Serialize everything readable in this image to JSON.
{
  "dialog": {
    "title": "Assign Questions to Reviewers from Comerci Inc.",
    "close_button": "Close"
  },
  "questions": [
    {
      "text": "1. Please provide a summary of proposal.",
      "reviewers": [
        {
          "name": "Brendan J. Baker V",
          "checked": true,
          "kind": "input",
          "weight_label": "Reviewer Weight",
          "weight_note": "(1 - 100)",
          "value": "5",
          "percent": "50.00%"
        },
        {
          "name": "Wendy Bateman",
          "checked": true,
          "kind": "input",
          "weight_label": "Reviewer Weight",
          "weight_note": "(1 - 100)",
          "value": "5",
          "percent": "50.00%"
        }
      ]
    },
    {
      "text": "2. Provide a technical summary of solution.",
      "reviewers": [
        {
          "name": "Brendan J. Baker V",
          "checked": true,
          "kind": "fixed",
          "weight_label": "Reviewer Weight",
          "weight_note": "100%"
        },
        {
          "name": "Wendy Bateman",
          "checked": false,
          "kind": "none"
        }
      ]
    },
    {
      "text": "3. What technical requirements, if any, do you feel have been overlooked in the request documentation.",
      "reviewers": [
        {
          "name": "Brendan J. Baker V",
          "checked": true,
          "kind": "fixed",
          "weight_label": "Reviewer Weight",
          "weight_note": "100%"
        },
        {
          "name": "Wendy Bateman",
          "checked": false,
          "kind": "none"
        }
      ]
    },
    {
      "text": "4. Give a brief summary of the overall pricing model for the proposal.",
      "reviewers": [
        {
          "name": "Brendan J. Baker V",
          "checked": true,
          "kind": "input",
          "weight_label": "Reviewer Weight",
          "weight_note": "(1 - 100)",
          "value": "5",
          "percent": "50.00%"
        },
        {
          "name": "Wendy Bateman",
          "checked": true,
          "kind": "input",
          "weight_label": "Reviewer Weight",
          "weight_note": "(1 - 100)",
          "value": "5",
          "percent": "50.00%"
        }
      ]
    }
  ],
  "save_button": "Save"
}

• Task brief:
Restate the data above word for word.

• Result of this exercise:
Serialize everything readable in this image to JSON.
{
  "dialog": {
    "title": "Assign Questions to Reviewers from Comerci Inc.",
    "close_button": "Close"
  },
  "questions": [
    {
      "text": "1. Please provide a summary of proposal.",
      "reviewers": [
        {
          "name": "Brendan J. Baker V",
          "checked": true,
          "kind": "input",
          "weight_label": "Reviewer Weight",
          "weight_note": "(1 - 100)",
          "value": "5",
          "percent": "50.00%"
        },
        {
          "name": "Wendy Bateman",
          "checked": true,
          "kind": "input",
          "weight_label": "Reviewer Weight",
          "weight_note": "(1 - 100)",
          "value": "5",
          "percent": "50.00%"
        }
      ]
    },
    {
      "text": "2. Provide a technical summary of solution.",
      "reviewers": [
        {
          "name": "Brendan J. Baker V",
          "checked": true,
          "kind": "fixed",
          "weight_label": "Reviewer Weight",
          "weight_note": "100%"
        },
        {
          "name": "Wendy Bateman",
          "checked": false,
          "kind": "none"
        }
      ]
    },
    {
      "text": "3. What technical requirements, if any, do you feel have been overlooked in the request documentation.",
      "reviewers": [
        {
          "name": "Brendan J. Baker V",
          "checked": true,
          "kind": "fixed",
          "weight_label": "Reviewer Weight",
          "weight_note": "100%"
        },
        {
          "name": "Wendy Bateman",
          "checked": false,
          "kind": "none"
        }
      ]
    },
    {
      "text": "4. Give a brief summary of the overall pricing model for the proposal.",
      "reviewers": [
        {
          "name": "Brendan J. Baker V",
          "checked": true,
          "kind": "input",
          "weight_label": "Reviewer Weight",
          "weight_note": "(1 - 100)",
          "value": "5",
          "percent": "50.00%"
        },
        {
          "name": "Wendy Bateman",
          "checked": true,
          "kind": "input",
          "weight_label": "Reviewer Weight",
          "weight_note": "(1 - 100)",
          "value": "5",
          "percent": "50.00%"
        }
      ]
    }
  ],
  "save_button": "Save"
}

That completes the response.